§ Provided records
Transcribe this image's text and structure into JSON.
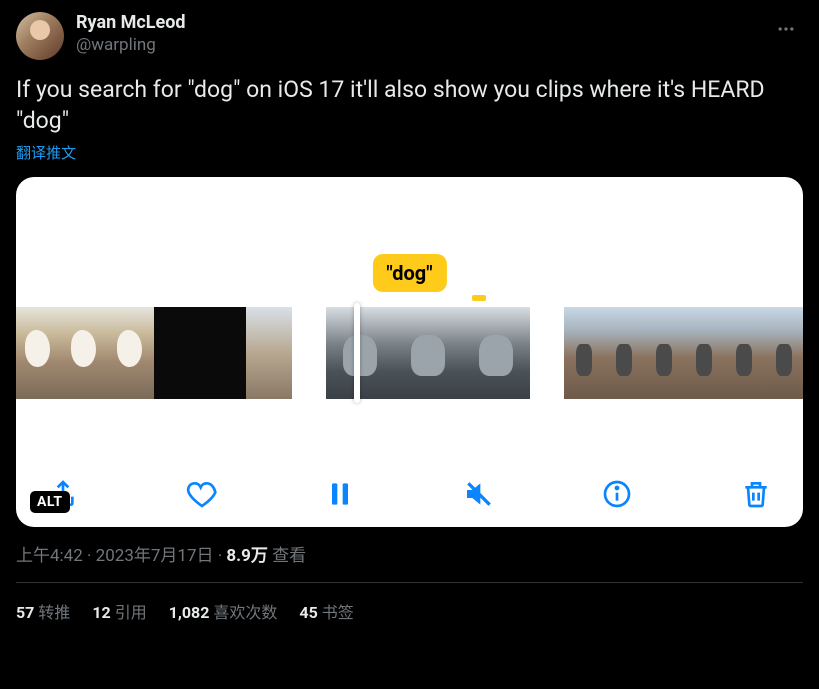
{
  "author": {
    "display_name": "Ryan McLeod",
    "handle": "@warpling"
  },
  "tweet_text": "If you search for \"dog\" on iOS 17 it'll also show you clips where it's HEARD \"dog\"",
  "translate_link": "翻译推文",
  "media": {
    "tooltip": "\"dog\"",
    "alt_badge": "ALT"
  },
  "meta": {
    "time": "上午4:42",
    "date": "2023年7月17日",
    "separator": " · ",
    "views_number": "8.9万",
    "views_label": " 查看"
  },
  "stats": {
    "retweets_count": "57",
    "retweets_label": "转推",
    "quotes_count": "12",
    "quotes_label": "引用",
    "likes_count": "1,082",
    "likes_label": "喜欢次数",
    "bookmarks_count": "45",
    "bookmarks_label": "书签"
  }
}
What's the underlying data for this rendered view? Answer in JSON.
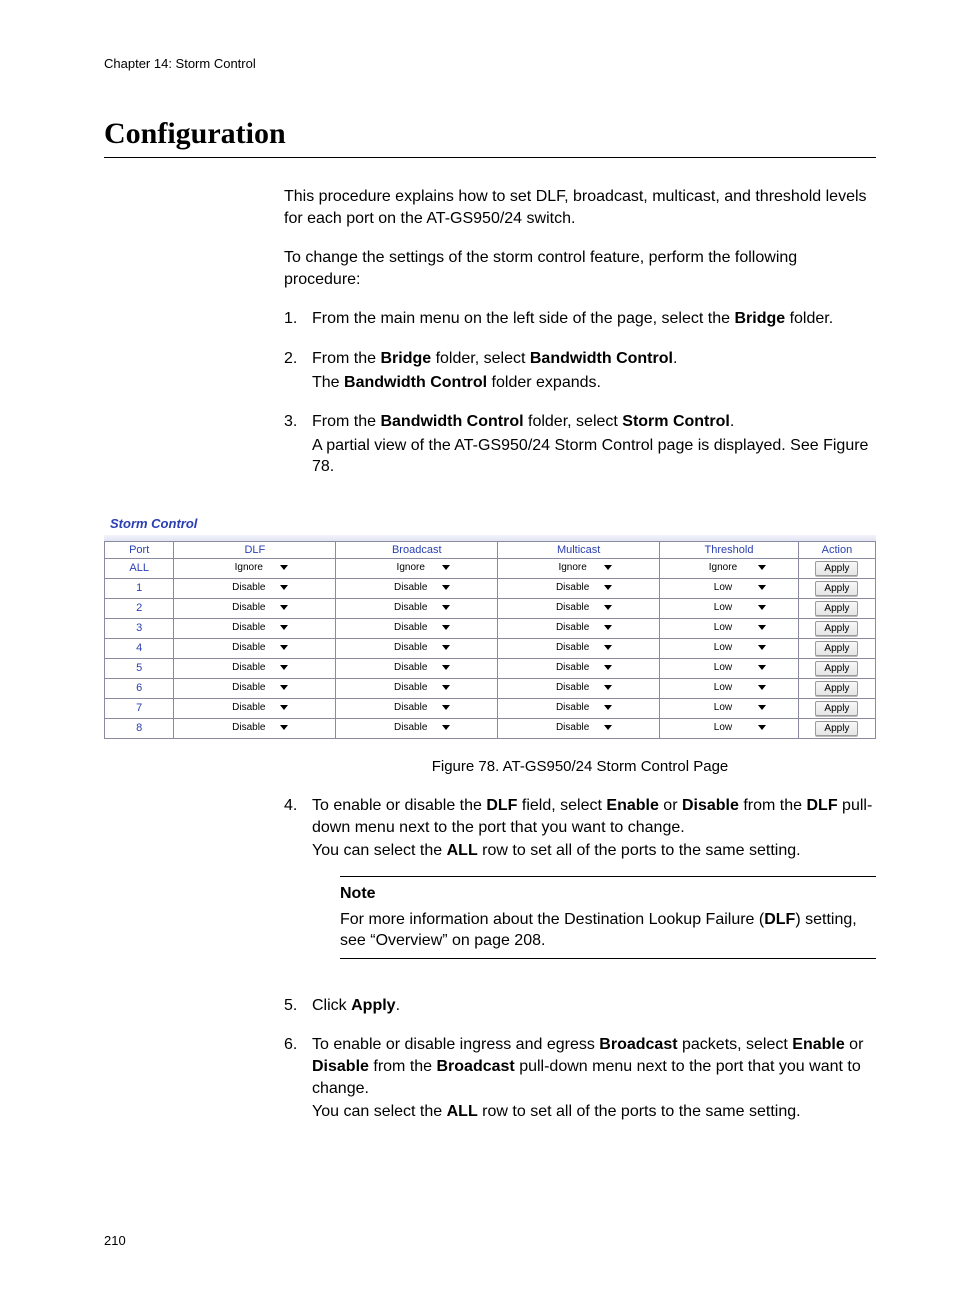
{
  "chapter": "Chapter 14: Storm Control",
  "title": "Configuration",
  "intro1": "This procedure explains how to set DLF, broadcast, multicast, and threshold levels for each port on the AT-GS950/24 switch.",
  "intro2": "To change the settings of the storm control feature, perform the following procedure:",
  "steps": {
    "s1": {
      "n": "1.",
      "a": "From the main menu on the left side of the page, select the ",
      "b": "Bridge",
      "c": " folder."
    },
    "s2": {
      "n": "2.",
      "a": "From the ",
      "b": "Bridge",
      "c": " folder, select ",
      "d": "Bandwidth Control",
      "e": ".",
      "sub_a": "The ",
      "sub_b": "Bandwidth Control",
      "sub_c": " folder expands."
    },
    "s3": {
      "n": "3.",
      "a": "From the ",
      "b": "Bandwidth Control",
      "c": " folder, select ",
      "d": "Storm Control",
      "e": ".",
      "sub": "A partial view of the AT-GS950/24 Storm Control page is displayed. See Figure 78."
    },
    "s4": {
      "n": "4.",
      "a": "To enable or disable the ",
      "b": "DLF",
      "c": " field, select ",
      "d": "Enable",
      "e": " or ",
      "f": "Disable",
      "g": " from the ",
      "h": "DLF",
      "i": " pull-down menu next to the port that you want to change.",
      "sub_a": "You can select the ",
      "sub_b": "ALL",
      "sub_c": " row to set all of the ports to the same setting."
    },
    "s5": {
      "n": "5.",
      "a": "Click ",
      "b": "Apply",
      "c": "."
    },
    "s6": {
      "n": "6.",
      "a": "To enable or disable ingress and egress ",
      "b": "Broadcast",
      "c": " packets, select ",
      "d": "Enable",
      "e": " or ",
      "f": "Disable",
      "g": " from the ",
      "h": "Broadcast",
      "i": " pull-down menu next to the port that you want to change.",
      "sub_a": "You can select the ",
      "sub_b": "ALL",
      "sub_c": " row to set all of the ports to the same setting."
    }
  },
  "note": {
    "head": "Note",
    "a": "For more information about the Destination Lookup Failure (",
    "b": "DLF",
    "c": ") setting, see “Overview” on page 208."
  },
  "figure": {
    "panel_title": "Storm Control",
    "caption": "Figure 78. AT-GS950/24 Storm Control Page",
    "headers": {
      "port": "Port",
      "dlf": "DLF",
      "broadcast": "Broadcast",
      "multicast": "Multicast",
      "threshold": "Threshold",
      "action": "Action"
    },
    "apply_label": "Apply",
    "rows": [
      {
        "port": "ALL",
        "dlf": "Ignore",
        "broadcast": "Ignore",
        "multicast": "Ignore",
        "threshold": "Ignore"
      },
      {
        "port": "1",
        "dlf": "Disable",
        "broadcast": "Disable",
        "multicast": "Disable",
        "threshold": "Low"
      },
      {
        "port": "2",
        "dlf": "Disable",
        "broadcast": "Disable",
        "multicast": "Disable",
        "threshold": "Low"
      },
      {
        "port": "3",
        "dlf": "Disable",
        "broadcast": "Disable",
        "multicast": "Disable",
        "threshold": "Low"
      },
      {
        "port": "4",
        "dlf": "Disable",
        "broadcast": "Disable",
        "multicast": "Disable",
        "threshold": "Low"
      },
      {
        "port": "5",
        "dlf": "Disable",
        "broadcast": "Disable",
        "multicast": "Disable",
        "threshold": "Low"
      },
      {
        "port": "6",
        "dlf": "Disable",
        "broadcast": "Disable",
        "multicast": "Disable",
        "threshold": "Low"
      },
      {
        "port": "7",
        "dlf": "Disable",
        "broadcast": "Disable",
        "multicast": "Disable",
        "threshold": "Low"
      },
      {
        "port": "8",
        "dlf": "Disable",
        "broadcast": "Disable",
        "multicast": "Disable",
        "threshold": "Low"
      }
    ]
  },
  "page_number": "210"
}
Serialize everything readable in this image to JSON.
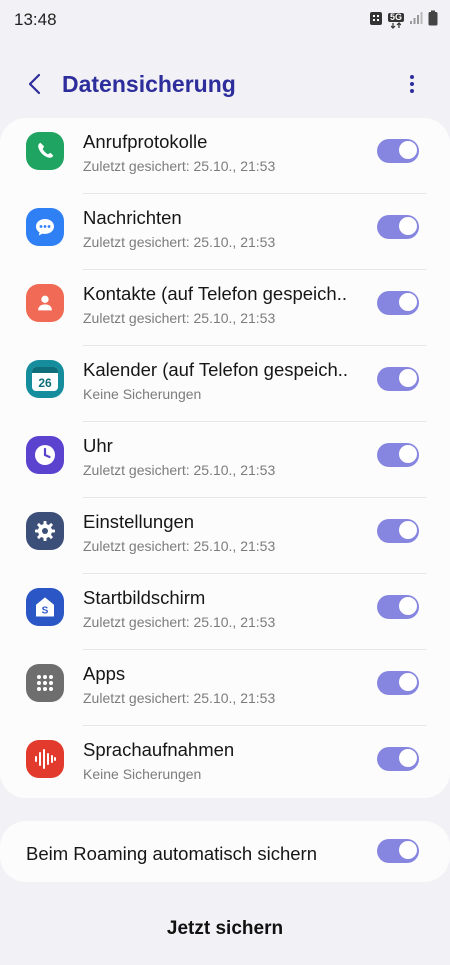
{
  "status_bar": {
    "time": "13:48",
    "network_label": "5G"
  },
  "app_bar": {
    "title": "Datensicherung",
    "back_icon": "back-arrow-icon",
    "more_icon": "more-vertical-icon"
  },
  "items": [
    {
      "title": "Anrufprotokolle",
      "subtitle": "Zuletzt gesichert: 25.10., 21:53",
      "icon": "phone-icon",
      "color": "#1fa461",
      "enabled": true
    },
    {
      "title": "Nachrichten",
      "subtitle": "Zuletzt gesichert: 25.10., 21:53",
      "icon": "message-icon",
      "color": "#2f7ff5",
      "enabled": true
    },
    {
      "title": "Kontakte (auf Telefon gespeich..",
      "subtitle": "Zuletzt gesichert: 25.10., 21:53",
      "icon": "contact-icon",
      "color": "#f06a55",
      "enabled": true
    },
    {
      "title": "Kalender (auf Telefon gespeich..",
      "subtitle": "Keine Sicherungen",
      "icon": "calendar-icon",
      "calendar_day": "26",
      "color": "#168d9c",
      "enabled": true
    },
    {
      "title": "Uhr",
      "subtitle": "Zuletzt gesichert: 25.10., 21:53",
      "icon": "clock-icon",
      "color": "#5b43cf",
      "enabled": true
    },
    {
      "title": "Einstellungen",
      "subtitle": "Zuletzt gesichert: 25.10., 21:53",
      "icon": "gear-icon",
      "color": "#3c4f79",
      "enabled": true
    },
    {
      "title": "Startbildschirm",
      "subtitle": "Zuletzt gesichert: 25.10., 21:53",
      "icon": "home-icon",
      "color": "#2a56c6",
      "enabled": true
    },
    {
      "title": "Apps",
      "subtitle": "Zuletzt gesichert: 25.10., 21:53",
      "icon": "apps-grid-icon",
      "color": "#6e6e6e",
      "enabled": true
    },
    {
      "title": "Sprachaufnahmen",
      "subtitle": "Keine Sicherungen",
      "icon": "voice-recorder-icon",
      "color": "#e23a2c",
      "enabled": true
    }
  ],
  "roaming": {
    "label": "Beim Roaming automatisch sichern",
    "enabled": true
  },
  "backup_now_label": "Jetzt sichern",
  "colors": {
    "accent": "#2d2d9c",
    "toggle_on": "#8686e0",
    "background": "#f2f2f6"
  }
}
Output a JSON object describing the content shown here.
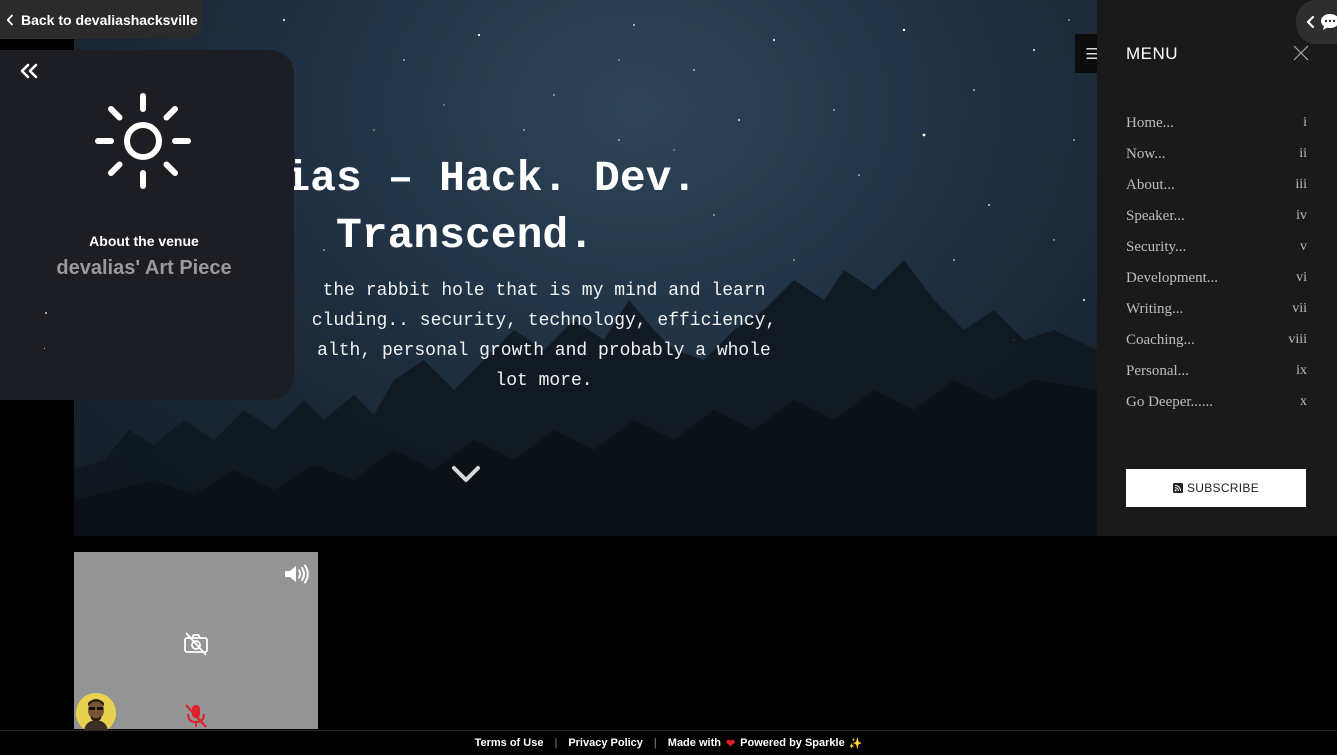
{
  "back_button": {
    "label": "Back to devaliashacksville"
  },
  "venue": {
    "label": "About the venue",
    "name": "devalias' Art Piece",
    "dots": [
      ".",
      "."
    ]
  },
  "hero": {
    "title_lines": [
      "alias – Hack. Dev.",
      "Transcend."
    ],
    "subtitle_lines": [
      "the rabbit hole that is my mind and learn",
      "cluding.. security, technology, efficiency,",
      "alth, personal growth and probably a whole",
      "lot more."
    ]
  },
  "menu": {
    "title": "MENU",
    "items": [
      {
        "label": "Home...",
        "num": "i"
      },
      {
        "label": "Now...",
        "num": "ii"
      },
      {
        "label": "About...",
        "num": "iii"
      },
      {
        "label": "Speaker...",
        "num": "iv"
      },
      {
        "label": "Security...",
        "num": "v"
      },
      {
        "label": "Development...",
        "num": "vi"
      },
      {
        "label": "Writing...",
        "num": "vii"
      },
      {
        "label": "Coaching...",
        "num": "viii"
      },
      {
        "label": "Personal...",
        "num": "ix"
      },
      {
        "label": "Go Deeper......",
        "num": "x"
      }
    ],
    "subscribe_label": "SUBSCRIBE"
  },
  "footer": {
    "terms": "Terms of Use",
    "privacy": "Privacy Policy",
    "made_with": "Made with",
    "powered_by": "Powered by Sparkle"
  },
  "colors": {
    "menu_bg": "#1a1a1a",
    "venue_card_bg": "#1d1d24",
    "muted_mic": "#e0202a"
  }
}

§ Requirement
Return each line that includes "gespeich".

§ Complete response
      "title": "Kontakte (auf Telefon gespeich..",
      "title": "Kalender (auf Telefon gespeich..",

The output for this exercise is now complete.